### [Stated task 1]
Within the rows, from the line with "Patent image size: (959, 1172)." up to and including the line with "In FIG. 7, the posts 105 is at (190, 152).", swap "sheet" for "drawing" and reproduce those lines with nothing else altered.
## START Source passage
Madam Speaker, I am pleased to speak today at third reading of Bill C-14, an act respecting an agreement with the Norway House Cree Nation. This is a bill that concerns the Norway House Cree but, like any bill having to do with aboriginals, there are implications in other areas, even in the immediate region to which this agreement will apply.
This part of northern Manitoba has undergone many ecological changes as a result of the introduction of dams, and the harnessing of major waterways in the region. Other aboriginal communities have been affected by these changes.
The reason I mention this is because later on I intend to give the background to the northern flood agreement. I think it important to name the communities which already have agreements: York Factory, Nelson House, and Split Lake. For these communities there were bills to give legal effect to the agreement.
We now have the agreement with Norway House and that would leave Cross Lake, which would signal the completion of this hydroelectric project, with its disastrous impact on the environment.
I should not restrict my criticism to Hydro Manitoba because many detractors, some of them in English Canada, have pointed a finger at the James Bay agreement. They told us that the ecological impact of the bill and the James Bay agreement in northern Quebec is terrible.
## END Source passage
### [Stated task 2]
According to the speech on Bill C-14, which communities already have agreements?
## START Supplied material
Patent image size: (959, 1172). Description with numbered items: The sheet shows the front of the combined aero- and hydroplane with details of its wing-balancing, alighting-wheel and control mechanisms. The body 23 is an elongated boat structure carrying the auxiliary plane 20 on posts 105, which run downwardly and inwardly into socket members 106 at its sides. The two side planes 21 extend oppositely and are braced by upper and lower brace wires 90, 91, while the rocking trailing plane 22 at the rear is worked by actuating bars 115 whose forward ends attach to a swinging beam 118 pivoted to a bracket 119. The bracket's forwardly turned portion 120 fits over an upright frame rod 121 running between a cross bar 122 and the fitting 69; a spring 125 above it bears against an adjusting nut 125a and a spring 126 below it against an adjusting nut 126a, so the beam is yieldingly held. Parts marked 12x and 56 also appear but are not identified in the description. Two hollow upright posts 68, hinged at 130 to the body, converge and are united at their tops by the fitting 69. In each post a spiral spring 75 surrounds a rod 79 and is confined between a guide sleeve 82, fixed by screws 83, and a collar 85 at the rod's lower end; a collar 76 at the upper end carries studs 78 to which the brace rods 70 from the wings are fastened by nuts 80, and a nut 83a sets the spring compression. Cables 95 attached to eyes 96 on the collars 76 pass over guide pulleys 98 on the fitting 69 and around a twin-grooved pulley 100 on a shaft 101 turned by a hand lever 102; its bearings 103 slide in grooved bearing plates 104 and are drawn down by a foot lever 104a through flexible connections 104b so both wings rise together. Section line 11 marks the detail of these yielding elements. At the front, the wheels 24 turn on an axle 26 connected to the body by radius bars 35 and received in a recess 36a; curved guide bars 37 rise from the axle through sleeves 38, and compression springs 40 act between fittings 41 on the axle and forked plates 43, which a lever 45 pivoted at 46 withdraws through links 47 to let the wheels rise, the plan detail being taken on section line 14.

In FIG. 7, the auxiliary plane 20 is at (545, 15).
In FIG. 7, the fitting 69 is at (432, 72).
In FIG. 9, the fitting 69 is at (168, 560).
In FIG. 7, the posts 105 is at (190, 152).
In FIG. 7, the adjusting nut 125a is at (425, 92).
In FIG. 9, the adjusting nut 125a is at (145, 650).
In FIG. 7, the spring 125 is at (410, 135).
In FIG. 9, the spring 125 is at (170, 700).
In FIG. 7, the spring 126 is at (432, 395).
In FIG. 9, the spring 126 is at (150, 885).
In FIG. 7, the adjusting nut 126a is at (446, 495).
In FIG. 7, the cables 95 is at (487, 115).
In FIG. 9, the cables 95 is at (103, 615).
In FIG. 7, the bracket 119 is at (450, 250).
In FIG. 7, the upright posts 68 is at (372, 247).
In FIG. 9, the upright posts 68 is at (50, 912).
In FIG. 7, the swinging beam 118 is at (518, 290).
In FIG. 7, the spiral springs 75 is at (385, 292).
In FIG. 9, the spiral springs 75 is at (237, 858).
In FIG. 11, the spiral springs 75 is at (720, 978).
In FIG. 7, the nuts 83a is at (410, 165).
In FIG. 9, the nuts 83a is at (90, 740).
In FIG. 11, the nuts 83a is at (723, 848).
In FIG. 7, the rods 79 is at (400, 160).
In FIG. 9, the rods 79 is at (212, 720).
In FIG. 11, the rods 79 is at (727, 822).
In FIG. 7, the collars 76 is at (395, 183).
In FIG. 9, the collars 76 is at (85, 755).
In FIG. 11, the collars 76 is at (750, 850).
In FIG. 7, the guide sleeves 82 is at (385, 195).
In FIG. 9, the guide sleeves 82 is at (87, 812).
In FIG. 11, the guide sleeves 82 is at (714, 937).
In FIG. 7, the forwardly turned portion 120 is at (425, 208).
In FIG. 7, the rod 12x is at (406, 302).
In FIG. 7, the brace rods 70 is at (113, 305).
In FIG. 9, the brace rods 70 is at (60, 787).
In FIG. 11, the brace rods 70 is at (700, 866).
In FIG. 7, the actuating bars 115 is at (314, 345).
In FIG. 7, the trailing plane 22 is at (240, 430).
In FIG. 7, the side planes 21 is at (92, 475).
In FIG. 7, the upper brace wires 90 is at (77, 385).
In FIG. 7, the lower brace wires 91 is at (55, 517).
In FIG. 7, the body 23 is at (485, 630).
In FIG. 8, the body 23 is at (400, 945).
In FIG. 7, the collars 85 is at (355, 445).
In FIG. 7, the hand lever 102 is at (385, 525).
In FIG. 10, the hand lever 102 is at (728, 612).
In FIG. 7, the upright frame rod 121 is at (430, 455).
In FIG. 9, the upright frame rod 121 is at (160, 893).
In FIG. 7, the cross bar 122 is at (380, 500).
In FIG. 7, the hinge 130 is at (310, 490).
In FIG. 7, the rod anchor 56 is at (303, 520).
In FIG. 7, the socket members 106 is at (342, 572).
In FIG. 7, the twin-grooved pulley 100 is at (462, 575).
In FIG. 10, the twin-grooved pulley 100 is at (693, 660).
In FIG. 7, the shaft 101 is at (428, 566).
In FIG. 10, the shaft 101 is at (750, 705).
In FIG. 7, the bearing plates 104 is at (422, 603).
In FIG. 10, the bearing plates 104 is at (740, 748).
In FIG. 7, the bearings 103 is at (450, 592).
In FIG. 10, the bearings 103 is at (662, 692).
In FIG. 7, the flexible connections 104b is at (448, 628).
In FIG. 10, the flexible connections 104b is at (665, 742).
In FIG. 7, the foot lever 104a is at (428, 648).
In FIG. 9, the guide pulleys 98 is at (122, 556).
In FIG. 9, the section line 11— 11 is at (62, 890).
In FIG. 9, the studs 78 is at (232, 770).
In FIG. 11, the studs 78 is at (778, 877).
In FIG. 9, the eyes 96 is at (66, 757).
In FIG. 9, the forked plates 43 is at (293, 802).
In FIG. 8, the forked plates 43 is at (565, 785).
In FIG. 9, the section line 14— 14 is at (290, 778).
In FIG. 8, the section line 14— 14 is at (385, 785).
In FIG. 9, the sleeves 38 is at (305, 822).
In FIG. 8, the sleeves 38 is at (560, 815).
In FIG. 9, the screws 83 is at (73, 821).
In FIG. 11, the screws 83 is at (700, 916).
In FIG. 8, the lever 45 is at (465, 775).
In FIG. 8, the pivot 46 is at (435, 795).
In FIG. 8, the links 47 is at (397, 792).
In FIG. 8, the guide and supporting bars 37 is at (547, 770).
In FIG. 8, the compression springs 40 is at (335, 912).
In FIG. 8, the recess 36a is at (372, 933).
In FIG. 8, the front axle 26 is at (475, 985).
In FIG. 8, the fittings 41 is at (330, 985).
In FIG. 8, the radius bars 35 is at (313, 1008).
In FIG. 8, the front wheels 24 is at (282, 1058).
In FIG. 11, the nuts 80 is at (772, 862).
## END Supplied material
## START Supplied material
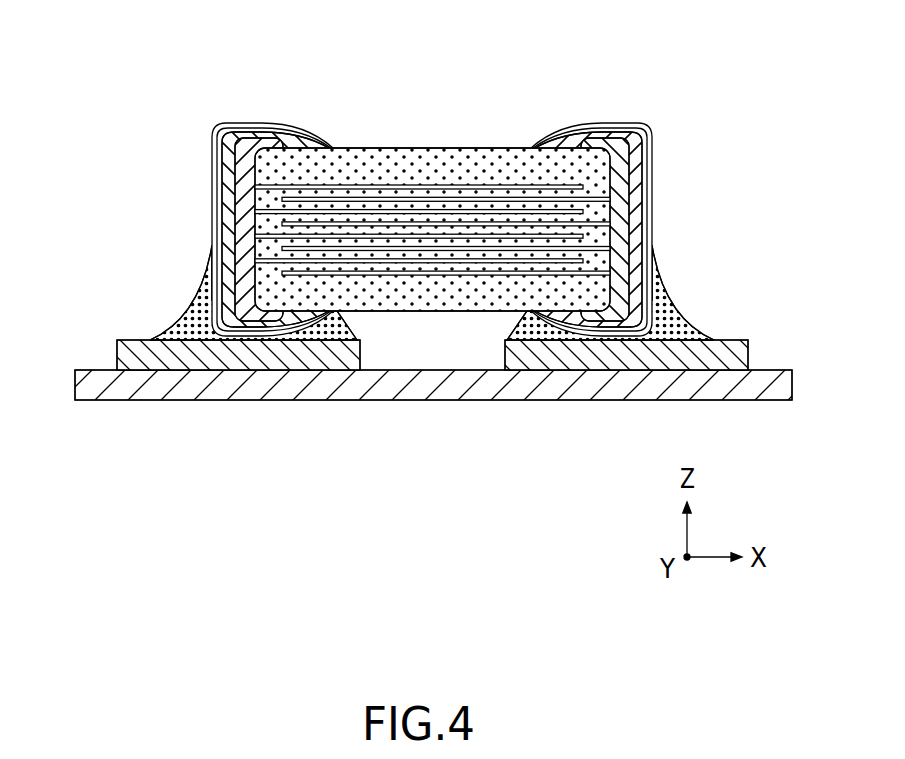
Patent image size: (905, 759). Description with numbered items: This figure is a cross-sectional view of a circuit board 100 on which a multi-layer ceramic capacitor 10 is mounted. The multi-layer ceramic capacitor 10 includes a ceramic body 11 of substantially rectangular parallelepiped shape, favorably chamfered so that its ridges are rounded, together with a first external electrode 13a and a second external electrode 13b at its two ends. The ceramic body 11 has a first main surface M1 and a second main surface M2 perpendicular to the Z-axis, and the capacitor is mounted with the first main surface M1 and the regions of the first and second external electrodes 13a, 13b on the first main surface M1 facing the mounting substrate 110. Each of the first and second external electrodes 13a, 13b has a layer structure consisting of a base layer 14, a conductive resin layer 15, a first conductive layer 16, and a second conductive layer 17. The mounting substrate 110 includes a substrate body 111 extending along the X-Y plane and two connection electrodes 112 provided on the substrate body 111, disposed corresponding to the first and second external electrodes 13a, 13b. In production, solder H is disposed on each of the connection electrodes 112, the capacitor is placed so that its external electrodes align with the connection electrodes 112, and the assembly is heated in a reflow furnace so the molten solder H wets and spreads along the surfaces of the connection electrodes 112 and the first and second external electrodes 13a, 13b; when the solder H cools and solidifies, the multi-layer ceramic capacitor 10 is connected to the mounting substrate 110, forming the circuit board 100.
## END Supplied material
### [Expected output 1]
Patent image size: (959, 1172). Description with numbered items: The drawing shows the front of the combined aero- and hydroplane with details of its wing-balancing, alighting-wheel and control mechanisms. The body 23 is an elongated boat structure carrying the auxiliary plane 20 on posts 105, which run downwardly and inwardly into socket members 106 at its sides. The two side planes 21 extend oppositely and are braced by upper and lower brace wires 90, 91, while the rocking trailing plane 22 at the rear is worked by actuating bars 115 whose forward ends attach to a swinging beam 118 pivoted to a bracket 119. The bracket's forwardly turned portion 120 fits over an upright frame rod 121 running between a cross bar 122 and the fitting 69; a spring 125 above it bears against an adjusting nut 125a and a spring 126 below it against an adjusting nut 126a, so the beam is yieldingly held. Parts marked 12x and 56 also appear but are not identified in the description. Two hollow upright posts 68, hinged at 130 to the body, converge and are united at their tops by the fitting 69. In each post a spiral spring 75 surrounds a rod 79 and is confined between a guide sleeve 82, fixed by screws 83, and a collar 85 at the rod's lower end; a collar 76 at the upper end carries studs 78 to which the brace rods 70 from the wings are fastened by nuts 80, and a nut 83a sets the spring compression. Cables 95 attached to eyes 96 on the collars 76 pass over guide pulleys 98 on the fitting 69 and around a twin-grooved pulley 100 on a shaft 101 turned by a hand lever 102; its bearings 103 slide in grooved bearing plates 104 and are drawn down by a foot lever 104a through flexible connections 104b so both wings rise together. Section line 11 marks the detail of these yielding elements. At the front, the wheels 24 turn on an axle 26 connected to the body by radius bars 35 and received in a recess 36a; curved guide bars 37 rise from the axle through sleeves 38, and compression springs 40 act between fittings 41 on the axle and forked plates 43, which a lever 45 pivoted at 46 withdraws through links 47 to let the wheels rise, the plan detail being taken on section line 14.

In FIG. 7, the auxiliary plane 20 is at (545, 15).
In FIG. 7, the fitting 69 is at (432, 72).
In FIG. 9, the fitting 69 is at (168, 560).
In FIG. 7, the posts 105 is at (190, 152).

### [Expected output 2]
York Factory, Nelson House, and Split Lake.